··· RECORDS TO USE
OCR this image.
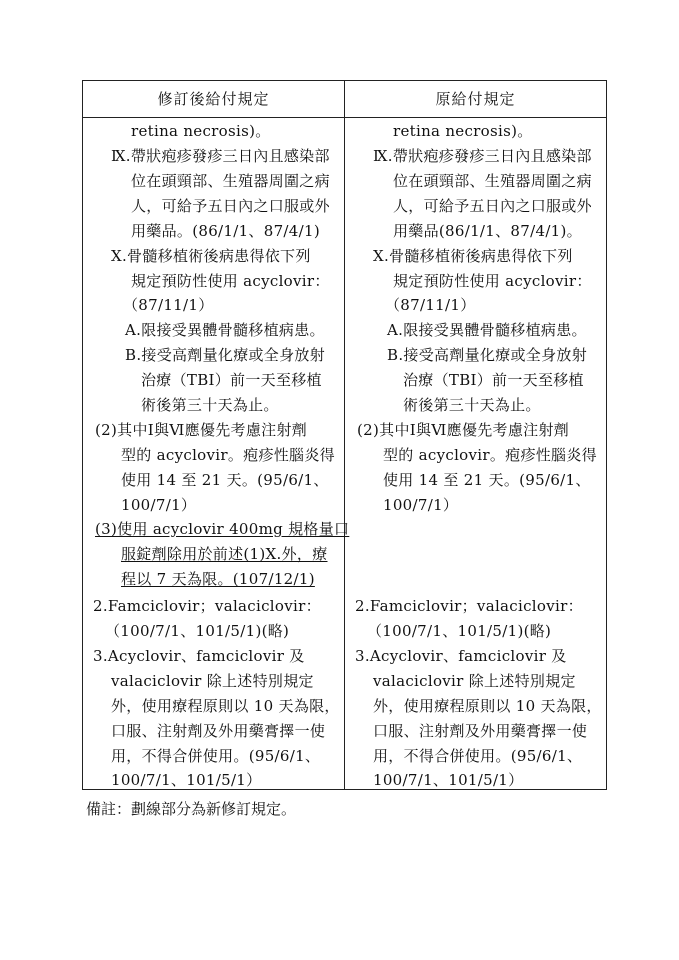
修訂後給付規定	原給付規定
retina necrosis)。
Ⅸ.帶狀疱疹發疹三日內且感染部
位在頭頸部、生殖器周圍之病
人，可給予五日內之口服或外
用藥品。(86/1/1、87/4/1)
Ⅹ.骨髓移植術後病患得依下列
規定預防性使用 acyclovir：
（87/11/1）
A.限接受異體骨髓移植病患。
B.接受高劑量化療或全身放射
治療（TBI）前一天至移植
術後第三十天為止。
(2)其中Ⅰ與Ⅵ應優先考慮注射劑
型的 acyclovir。疱疹性腦炎得
使用 14 至 21 天。(95/6/1、
100/7/1）
(3)使用 acyclovir 400mg 規格量口
服錠劑除用於前述(1)Ⅹ.外，療
程以 7 天為限。(107/12/1)
2.Famciclovir；valaciclovir：
（100/7/1、101/5/1)(略)
3.Acyclovir、famciclovir 及
valaciclovir 除上述特別規定
外，使用療程原則以 10 天為限，
口服、注射劑及外用藥膏擇一使
用，不得合併使用。(95/6/1、
100/7/1、101/5/1）
retina necrosis)。
Ⅸ.帶狀疱疹發疹三日內且感染部
位在頭頸部、生殖器周圍之病
人，可給予五日內之口服或外
用藥品(86/1/1、87/4/1)。
Ⅹ.骨髓移植術後病患得依下列
規定預防性使用 acyclovir：
（87/11/1）
A.限接受異體骨髓移植病患。
B.接受高劑量化療或全身放射
治療（TBI）前一天至移植
術後第三十天為止。
(2)其中Ⅰ與Ⅵ應優先考慮注射劑
型的 acyclovir。疱疹性腦炎得
使用 14 至 21 天。(95/6/1、
100/7/1）
2.Famciclovir；valaciclovir：
（100/7/1、101/5/1)(略)
3.Acyclovir、famciclovir 及
valaciclovir 除上述特別規定
外，使用療程原則以 10 天為限，
口服、注射劑及外用藥膏擇一使
用，不得合併使用。(95/6/1、
100/7/1、101/5/1）
備註：劃線部分為新修訂規定。
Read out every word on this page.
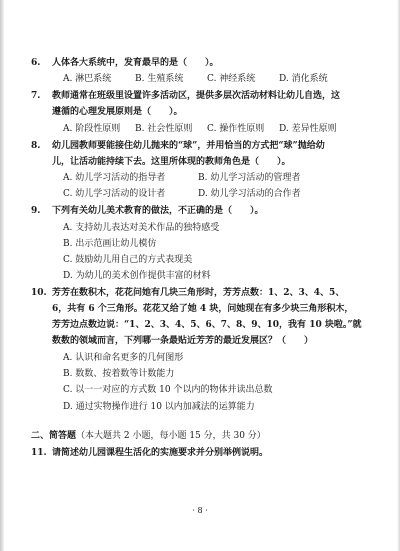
6. 人体各大系统中，发育最早的是（　　）。
A. 淋巴系统	B. 生殖系统	C. 神经系统	D. 消化系统
7. 教师通常在班级里设置许多活动区，提供多层次活动材料让幼儿自选，这
遵循的心理发展原则是（　　）。
A. 阶段性原则	B. 社会性原则	C. 操作性原则	D. 差异性原则
8. 幼儿园教师要能接住幼儿抛来的“球”，并用恰当的方式把“球”抛给幼
儿，让活动能持续下去。这里所体现的教师角色是（　　）。
A. 幼儿学习活动的指导者	B. 幼儿学习活动的管理者
C. 幼儿学习活动的设计者	D. 幼儿学习活动的合作者
9. 下列有关幼儿美术教育的做法，不正确的是（　　）。
A. 支持幼儿表达对美术作品的独特感受
B. 出示范画让幼儿模仿
C. 鼓励幼儿用自己的方式表现美
D. 为幼儿的美术创作提供丰富的材料
10. 芳芳在数积木，花花问她有几块三角形时，芳芳点数：1、2、3、4、5、
6，共有 6 个三角形。花花又给了她 4 块，问她现在有多少块三角形积木，
芳芳边点数边说：“1、2、3、4、5、6、7、8、9、10，我有 10 块啦。”就
数数的领域而言，下列哪一条最贴近芳芳的最近发展区？（　　）
A. 认识和命名更多的几何图形
B. 数数、按着数等计数能力
C. 以一一对应的方式数 10 个以内的物体并读出总数
D. 通过实物操作进行 10 以内加减法的运算能力
二、简答题（本大题共 2 小题，每小题 15 分，共 30 分）
11. 请简述幼儿园课程生活化的实施要求并分别举例说明。
· 8 ·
······
Set down the lines of the records above exactly, apart from the pictures.

◆ SOLUTION:
OCR this image.
修訂後給付規定	原給付規定
retina necrosis)。
Ⅸ.帶狀疱疹發疹三日內且感染部
位在頭頸部、生殖器周圍之病
人，可給予五日內之口服或外
用藥品。(86/1/1、87/4/1)
Ⅹ.骨髓移植術後病患得依下列
規定預防性使用 acyclovir：
（87/11/1）
A.限接受異體骨髓移植病患。
B.接受高劑量化療或全身放射
治療（TBI）前一天至移植
術後第三十天為止。
(2)其中Ⅰ與Ⅵ應優先考慮注射劑
型的 acyclovir。疱疹性腦炎得
使用 14 至 21 天。(95/6/1、
100/7/1）
(3)使用 acyclovir 400mg 規格量口
服錠劑除用於前述(1)Ⅹ.外，療
程以 7 天為限。(107/12/1)
2.Famciclovir；valaciclovir：
（100/7/1、101/5/1)(略)
3.Acyclovir、famciclovir 及
valaciclovir 除上述特別規定
外，使用療程原則以 10 天為限，
口服、注射劑及外用藥膏擇一使
用，不得合併使用。(95/6/1、
100/7/1、101/5/1）
retina necrosis)。
Ⅸ.帶狀疱疹發疹三日內且感染部
位在頭頸部、生殖器周圍之病
人，可給予五日內之口服或外
用藥品(86/1/1、87/4/1)。
Ⅹ.骨髓移植術後病患得依下列
規定預防性使用 acyclovir：
（87/11/1）
A.限接受異體骨髓移植病患。
B.接受高劑量化療或全身放射
治療（TBI）前一天至移植
術後第三十天為止。
(2)其中Ⅰ與Ⅵ應優先考慮注射劑
型的 acyclovir。疱疹性腦炎得
使用 14 至 21 天。(95/6/1、
100/7/1）
2.Famciclovir；valaciclovir：
（100/7/1、101/5/1)(略)
3.Acyclovir、famciclovir 及
valaciclovir 除上述特別規定
外，使用療程原則以 10 天為限，
口服、注射劑及外用藥膏擇一使
用，不得合併使用。(95/6/1、
100/7/1、101/5/1）
備註：劃線部分為新修訂規定。
Read out every word on this page.
6. 人体各大系统中，发育最早的是（　　）。
A. 淋巴系统	B. 生殖系统	C. 神经系统	D. 消化系统
7. 教师通常在班级里设置许多活动区，提供多层次活动材料让幼儿自选，这
遵循的心理发展原则是（　　）。
A. 阶段性原则	B. 社会性原则	C. 操作性原则	D. 差异性原则
8. 幼儿园教师要能接住幼儿抛来的“球”，并用恰当的方式把“球”抛给幼
儿，让活动能持续下去。这里所体现的教师角色是（　　）。
A. 幼儿学习活动的指导者	B. 幼儿学习活动的管理者
C. 幼儿学习活动的设计者	D. 幼儿学习活动的合作者
9. 下列有关幼儿美术教育的做法，不正确的是（　　）。
A. 支持幼儿表达对美术作品的独特感受
B. 出示范画让幼儿模仿
C. 鼓励幼儿用自己的方式表现美
D. 为幼儿的美术创作提供丰富的材料
10. 芳芳在数积木，花花问她有几块三角形时，芳芳点数：1、2、3、4、5、
6，共有 6 个三角形。花花又给了她 4 块，问她现在有多少块三角形积木，
芳芳边点数边说：“1、2、3、4、5、6、7、8、9、10，我有 10 块啦。”就
数数的领域而言，下列哪一条最贴近芳芳的最近发展区？（　　）
A. 认识和命名更多的几何图形
B. 数数、按着数等计数能力
C. 以一一对应的方式数 10 个以内的物体并读出总数
D. 通过实物操作进行 10 以内加减法的运算能力
二、简答题（本大题共 2 小题，每小题 15 分，共 30 分）
11. 请简述幼儿园课程生活化的实施要求并分别举例说明。
· 8 ·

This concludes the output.